►
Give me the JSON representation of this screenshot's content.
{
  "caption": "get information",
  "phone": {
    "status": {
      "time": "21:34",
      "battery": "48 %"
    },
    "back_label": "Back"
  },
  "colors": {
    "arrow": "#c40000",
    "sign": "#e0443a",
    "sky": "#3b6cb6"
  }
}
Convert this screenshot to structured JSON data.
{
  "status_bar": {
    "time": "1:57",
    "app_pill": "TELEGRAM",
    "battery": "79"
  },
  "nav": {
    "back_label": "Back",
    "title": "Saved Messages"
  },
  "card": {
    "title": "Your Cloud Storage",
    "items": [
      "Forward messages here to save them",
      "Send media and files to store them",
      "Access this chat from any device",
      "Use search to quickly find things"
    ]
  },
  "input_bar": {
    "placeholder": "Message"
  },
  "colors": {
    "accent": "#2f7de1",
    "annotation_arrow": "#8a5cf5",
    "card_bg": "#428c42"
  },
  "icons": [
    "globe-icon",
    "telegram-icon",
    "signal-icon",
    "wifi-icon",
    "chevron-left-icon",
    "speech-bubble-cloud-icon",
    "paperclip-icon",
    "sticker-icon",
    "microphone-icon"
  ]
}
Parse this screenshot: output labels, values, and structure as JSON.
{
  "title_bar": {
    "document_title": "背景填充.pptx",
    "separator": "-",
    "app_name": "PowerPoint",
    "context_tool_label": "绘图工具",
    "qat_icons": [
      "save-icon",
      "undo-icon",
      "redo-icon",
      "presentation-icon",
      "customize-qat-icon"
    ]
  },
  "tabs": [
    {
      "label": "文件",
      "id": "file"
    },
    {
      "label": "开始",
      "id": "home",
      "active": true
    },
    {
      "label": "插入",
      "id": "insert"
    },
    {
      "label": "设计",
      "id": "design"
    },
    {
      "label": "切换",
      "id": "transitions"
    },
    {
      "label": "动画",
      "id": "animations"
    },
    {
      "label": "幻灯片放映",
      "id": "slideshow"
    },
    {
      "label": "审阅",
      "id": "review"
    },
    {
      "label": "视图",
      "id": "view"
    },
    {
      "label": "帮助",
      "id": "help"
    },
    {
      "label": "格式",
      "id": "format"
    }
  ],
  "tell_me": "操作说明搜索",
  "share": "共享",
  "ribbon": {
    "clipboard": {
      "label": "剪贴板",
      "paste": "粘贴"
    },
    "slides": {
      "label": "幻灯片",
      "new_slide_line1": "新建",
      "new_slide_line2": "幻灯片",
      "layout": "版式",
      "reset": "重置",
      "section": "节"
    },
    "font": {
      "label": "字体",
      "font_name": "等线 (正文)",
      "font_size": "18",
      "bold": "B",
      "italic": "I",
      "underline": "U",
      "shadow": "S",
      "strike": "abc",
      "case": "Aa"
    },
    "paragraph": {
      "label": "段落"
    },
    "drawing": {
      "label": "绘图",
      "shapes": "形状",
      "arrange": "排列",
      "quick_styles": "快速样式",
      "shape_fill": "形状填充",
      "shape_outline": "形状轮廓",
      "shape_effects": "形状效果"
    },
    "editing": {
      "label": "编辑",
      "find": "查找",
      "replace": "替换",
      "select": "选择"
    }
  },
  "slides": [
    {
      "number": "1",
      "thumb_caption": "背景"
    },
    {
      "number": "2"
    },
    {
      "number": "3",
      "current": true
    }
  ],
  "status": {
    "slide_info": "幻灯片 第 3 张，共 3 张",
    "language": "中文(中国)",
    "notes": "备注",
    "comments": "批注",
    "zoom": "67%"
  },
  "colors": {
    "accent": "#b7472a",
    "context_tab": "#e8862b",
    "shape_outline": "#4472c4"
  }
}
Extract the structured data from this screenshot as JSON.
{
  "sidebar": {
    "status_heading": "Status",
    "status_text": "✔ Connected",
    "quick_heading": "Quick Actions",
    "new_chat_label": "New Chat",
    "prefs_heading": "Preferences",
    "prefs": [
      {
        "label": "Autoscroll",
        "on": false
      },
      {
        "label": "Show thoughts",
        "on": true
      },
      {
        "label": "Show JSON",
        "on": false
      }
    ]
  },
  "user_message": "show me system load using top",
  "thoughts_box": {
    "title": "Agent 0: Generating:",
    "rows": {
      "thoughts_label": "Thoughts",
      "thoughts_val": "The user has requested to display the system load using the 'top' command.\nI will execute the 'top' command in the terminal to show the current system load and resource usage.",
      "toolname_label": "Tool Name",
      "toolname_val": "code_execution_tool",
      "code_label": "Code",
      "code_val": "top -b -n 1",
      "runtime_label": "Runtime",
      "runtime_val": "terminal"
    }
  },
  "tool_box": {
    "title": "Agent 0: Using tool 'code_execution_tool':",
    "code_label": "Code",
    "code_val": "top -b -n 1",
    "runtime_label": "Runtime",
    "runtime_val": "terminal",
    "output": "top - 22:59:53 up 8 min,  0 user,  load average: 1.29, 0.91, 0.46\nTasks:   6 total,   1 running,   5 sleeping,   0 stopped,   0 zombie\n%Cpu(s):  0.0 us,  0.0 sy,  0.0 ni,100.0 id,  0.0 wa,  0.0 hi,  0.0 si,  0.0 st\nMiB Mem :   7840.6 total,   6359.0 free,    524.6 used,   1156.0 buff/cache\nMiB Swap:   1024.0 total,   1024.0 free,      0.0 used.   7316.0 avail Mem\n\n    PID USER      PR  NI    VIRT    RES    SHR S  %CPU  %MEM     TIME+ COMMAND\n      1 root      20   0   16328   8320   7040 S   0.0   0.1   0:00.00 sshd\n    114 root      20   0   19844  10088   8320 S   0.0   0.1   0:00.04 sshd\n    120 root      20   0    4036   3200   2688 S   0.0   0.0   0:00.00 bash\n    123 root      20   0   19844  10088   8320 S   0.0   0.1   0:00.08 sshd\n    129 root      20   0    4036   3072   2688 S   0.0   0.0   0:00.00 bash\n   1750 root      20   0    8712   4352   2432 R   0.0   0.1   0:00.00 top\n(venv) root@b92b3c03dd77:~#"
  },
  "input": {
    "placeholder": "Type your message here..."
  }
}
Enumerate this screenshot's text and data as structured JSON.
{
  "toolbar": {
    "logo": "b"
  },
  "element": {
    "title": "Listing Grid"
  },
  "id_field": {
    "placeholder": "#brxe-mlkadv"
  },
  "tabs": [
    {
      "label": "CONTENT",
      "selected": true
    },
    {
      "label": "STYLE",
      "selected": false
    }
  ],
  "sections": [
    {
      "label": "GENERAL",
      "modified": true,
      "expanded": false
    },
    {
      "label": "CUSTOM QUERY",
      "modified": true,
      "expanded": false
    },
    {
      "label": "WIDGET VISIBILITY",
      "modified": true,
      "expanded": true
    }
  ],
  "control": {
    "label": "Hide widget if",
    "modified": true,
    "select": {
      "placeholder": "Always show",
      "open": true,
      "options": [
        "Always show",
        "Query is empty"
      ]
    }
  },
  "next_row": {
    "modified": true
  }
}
◄
* _WHAT TO PRODUCE_
Retype the listing above in full, with no alterations.

* _FINAL ANSWER_
Give me the JSON representation of this screenshot's content.
{
  "caption": "get information",
  "phone": {
    "status": {
      "time": "21:34",
      "battery": "48 %"
    },
    "back_label": "Back"
  },
  "colors": {
    "arrow": "#c40000",
    "sign": "#e0443a",
    "sky": "#3b6cb6"
  }
}
Convert this screenshot to structured JSON data.
{
  "status_bar": {
    "time": "1:57",
    "app_pill": "TELEGRAM",
    "battery": "79"
  },
  "nav": {
    "back_label": "Back",
    "title": "Saved Messages"
  },
  "card": {
    "title": "Your Cloud Storage",
    "items": [
      "Forward messages here to save them",
      "Send media and files to store them",
      "Access this chat from any device",
      "Use search to quickly find things"
    ]
  },
  "input_bar": {
    "placeholder": "Message"
  },
  "colors": {
    "accent": "#2f7de1",
    "annotation_arrow": "#8a5cf5",
    "card_bg": "#428c42"
  },
  "icons": [
    "globe-icon",
    "telegram-icon",
    "signal-icon",
    "wifi-icon",
    "chevron-left-icon",
    "speech-bubble-cloud-icon",
    "paperclip-icon",
    "sticker-icon",
    "microphone-icon"
  ]
}
Parse this screenshot: output labels, values, and structure as JSON.
{
  "title_bar": {
    "document_title": "背景填充.pptx",
    "separator": "-",
    "app_name": "PowerPoint",
    "context_tool_label": "绘图工具",
    "qat_icons": [
      "save-icon",
      "undo-icon",
      "redo-icon",
      "presentation-icon",
      "customize-qat-icon"
    ]
  },
  "tabs": [
    {
      "label": "文件",
      "id": "file"
    },
    {
      "label": "开始",
      "id": "home",
      "active": true
    },
    {
      "label": "插入",
      "id": "insert"
    },
    {
      "label": "设计",
      "id": "design"
    },
    {
      "label": "切换",
      "id": "transitions"
    },
    {
      "label": "动画",
      "id": "animations"
    },
    {
      "label": "幻灯片放映",
      "id": "slideshow"
    },
    {
      "label": "审阅",
      "id": "review"
    },
    {
      "label": "视图",
      "id": "view"
    },
    {
      "label": "帮助",
      "id": "help"
    },
    {
      "label": "格式",
      "id": "format"
    }
  ],
  "tell_me": "操作说明搜索",
  "share": "共享",
  "ribbon": {
    "clipboard": {
      "label": "剪贴板",
      "paste": "粘贴"
    },
    "slides": {
      "label": "幻灯片",
      "new_slide_line1": "新建",
      "new_slide_line2": "幻灯片",
      "layout": "版式",
      "reset": "重置",
      "section": "节"
    },
    "font": {
      "label": "字体",
      "font_name": "等线 (正文)",
      "font_size": "18",
      "bold": "B",
      "italic": "I",
      "underline": "U",
      "shadow": "S",
      "strike": "abc",
      "case": "Aa"
    },
    "paragraph": {
      "label": "段落"
    },
    "drawing": {
      "label": "绘图",
      "shapes": "形状",
      "arrange": "排列",
      "quick_styles": "快速样式",
      "shape_fill": "形状填充",
      "shape_outline": "形状轮廓",
      "shape_effects": "形状效果"
    },
    "editing": {
      "label": "编辑",
      "find": "查找",
      "replace": "替换",
      "select": "选择"
    }
  },
  "slides": [
    {
      "number": "1",
      "thumb_caption": "背景"
    },
    {
      "number": "2"
    },
    {
      "number": "3",
      "current": true
    }
  ],
  "status": {
    "slide_info": "幻灯片 第 3 张，共 3 张",
    "language": "中文(中国)",
    "notes": "备注",
    "comments": "批注",
    "zoom": "67%"
  },
  "colors": {
    "accent": "#b7472a",
    "context_tab": "#e8862b",
    "shape_outline": "#4472c4"
  }
}
Extract the structured data from this screenshot as JSON.
{
  "sidebar": {
    "status_heading": "Status",
    "status_text": "✔ Connected",
    "quick_heading": "Quick Actions",
    "new_chat_label": "New Chat",
    "prefs_heading": "Preferences",
    "prefs": [
      {
        "label": "Autoscroll",
        "on": false
      },
      {
        "label": "Show thoughts",
        "on": true
      },
      {
        "label": "Show JSON",
        "on": false
      }
    ]
  },
  "user_message": "show me system load using top",
  "thoughts_box": {
    "title": "Agent 0: Generating:",
    "rows": {
      "thoughts_label": "Thoughts",
      "thoughts_val": "The user has requested to display the system load using the 'top' command.\nI will execute the 'top' command in the terminal to show the current system load and resource usage.",
      "toolname_label": "Tool Name",
      "toolname_val": "code_execution_tool",
      "code_label": "Code",
      "code_val": "top -b -n 1",
      "runtime_label": "Runtime",
      "runtime_val": "terminal"
    }
  },
  "tool_box": {
    "title": "Agent 0: Using tool 'code_execution_tool':",
    "code_label": "Code",
    "code_val": "top -b -n 1",
    "runtime_label": "Runtime",
    "runtime_val": "terminal",
    "output": "top - 22:59:53 up 8 min,  0 user,  load average: 1.29, 0.91, 0.46\nTasks:   6 total,   1 running,   5 sleeping,   0 stopped,   0 zombie\n%Cpu(s):  0.0 us,  0.0 sy,  0.0 ni,100.0 id,  0.0 wa,  0.0 hi,  0.0 si,  0.0 st\nMiB Mem :   7840.6 total,   6359.0 free,    524.6 used,   1156.0 buff/cache\nMiB Swap:   1024.0 total,   1024.0 free,      0.0 used.   7316.0 avail Mem\n\n    PID USER      PR  NI    VIRT    RES    SHR S  %CPU  %MEM     TIME+ COMMAND\n      1 root      20   0   16328   8320   7040 S   0.0   0.1   0:00.00 sshd\n    114 root      20   0   19844  10088   8320 S   0.0   0.1   0:00.04 sshd\n    120 root      20   0    4036   3200   2688 S   0.0   0.0   0:00.00 bash\n    123 root      20   0   19844  10088   8320 S   0.0   0.1   0:00.08 sshd\n    129 root      20   0    4036   3072   2688 S   0.0   0.0   0:00.00 bash\n   1750 root      20   0    8712   4352   2432 R   0.0   0.1   0:00.00 top\n(venv) root@b92b3c03dd77:~#"
  },
  "input": {
    "placeholder": "Type your message here..."
  }
}
Enumerate this screenshot's text and data as structured JSON.
{
  "toolbar": {
    "logo": "b"
  },
  "element": {
    "title": "Listing Grid"
  },
  "id_field": {
    "placeholder": "#brxe-mlkadv"
  },
  "tabs": [
    {
      "label": "CONTENT",
      "selected": true
    },
    {
      "label": "STYLE",
      "selected": false
    }
  ],
  "sections": [
    {
      "label": "GENERAL",
      "modified": true,
      "expanded": false
    },
    {
      "label": "CUSTOM QUERY",
      "modified": true,
      "expanded": false
    },
    {
      "label": "WIDGET VISIBILITY",
      "modified": true,
      "expanded": true
    }
  ],
  "control": {
    "label": "Hide widget if",
    "modified": true,
    "select": {
      "placeholder": "Always show",
      "open": true,
      "options": [
        "Always show",
        "Query is empty"
      ]
    }
  },
  "next_row": {
    "modified": true
  }
}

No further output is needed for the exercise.